## [Task input]
_____

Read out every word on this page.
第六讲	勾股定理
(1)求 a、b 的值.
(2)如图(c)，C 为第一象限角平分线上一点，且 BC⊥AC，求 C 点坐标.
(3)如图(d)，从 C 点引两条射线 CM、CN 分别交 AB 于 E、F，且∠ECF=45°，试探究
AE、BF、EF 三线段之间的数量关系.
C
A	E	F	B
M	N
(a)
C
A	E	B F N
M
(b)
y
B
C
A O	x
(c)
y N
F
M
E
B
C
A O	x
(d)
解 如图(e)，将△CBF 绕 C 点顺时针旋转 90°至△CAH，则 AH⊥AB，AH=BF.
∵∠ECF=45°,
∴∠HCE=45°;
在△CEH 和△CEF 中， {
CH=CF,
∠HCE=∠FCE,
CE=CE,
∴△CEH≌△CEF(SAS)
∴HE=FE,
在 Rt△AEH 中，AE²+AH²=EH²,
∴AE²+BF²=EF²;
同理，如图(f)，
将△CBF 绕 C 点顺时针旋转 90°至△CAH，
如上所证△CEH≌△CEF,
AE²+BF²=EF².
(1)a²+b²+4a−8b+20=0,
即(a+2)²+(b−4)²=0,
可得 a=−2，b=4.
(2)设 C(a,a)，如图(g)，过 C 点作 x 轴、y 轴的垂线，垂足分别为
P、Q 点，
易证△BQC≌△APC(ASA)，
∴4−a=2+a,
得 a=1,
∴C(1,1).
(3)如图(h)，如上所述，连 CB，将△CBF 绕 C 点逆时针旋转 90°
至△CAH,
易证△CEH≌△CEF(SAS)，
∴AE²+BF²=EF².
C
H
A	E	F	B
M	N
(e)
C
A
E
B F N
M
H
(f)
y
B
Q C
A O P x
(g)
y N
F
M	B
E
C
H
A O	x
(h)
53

_____

Type out the entries again, word for word.

Read out every word on this page.
第六讲	勾股定理
(1)求 a、b 的值.
(2)如图(c)，C 为第一象限角平分线上一点，且 BC⊥AC，求 C 点坐标.
(3)如图(d)，从 C 点引两条射线 CM、CN 分别交 AB 于 E、F，且∠ECF=45°，试探究
AE、BF、EF 三线段之间的数量关系.
C
A	E	F	B
M	N
(a)
C
A	E	B F N
M
(b)
y
B
C
A O	x
(c)
y N
F
M
E
B
C
A O	x
(d)
解 如图(e)，将△CBF 绕 C 点顺时针旋转 90°至△CAH，则 AH⊥AB，AH=BF.
∵∠ECF=45°,
∴∠HCE=45°;
在△CEH 和△CEF 中， {
CH=CF,
∠HCE=∠FCE,
CE=CE,
∴△CEH≌△CEF(SAS)
∴HE=FE,
在 Rt△AEH 中，AE²+AH²=EH²,
∴AE²+BF²=EF²;
同理，如图(f)，
将△CBF 绕 C 点顺时针旋转 90°至△CAH，
如上所证△CEH≌△CEF,
AE²+BF²=EF².
(1)a²+b²+4a−8b+20=0,
即(a+2)²+(b−4)²=0,
可得 a=−2，b=4.
(2)设 C(a,a)，如图(g)，过 C 点作 x 轴、y 轴的垂线，垂足分别为
P、Q 点，
易证△BQC≌△APC(ASA)，
∴4−a=2+a,
得 a=1,
∴C(1,1).
(3)如图(h)，如上所述，连 CB，将△CBF 绕 C 点逆时针旋转 90°
至△CAH,
易证△CEH≌△CEF(SAS)，
∴AE²+BF²=EF².
C
H
A	E	F	B
M	N
(e)
C
A
E
B F N
M
H
(f)
y
B
Q C
A O P x
(g)
y N
F
M	B
E
C
H
A O	x
(h)
53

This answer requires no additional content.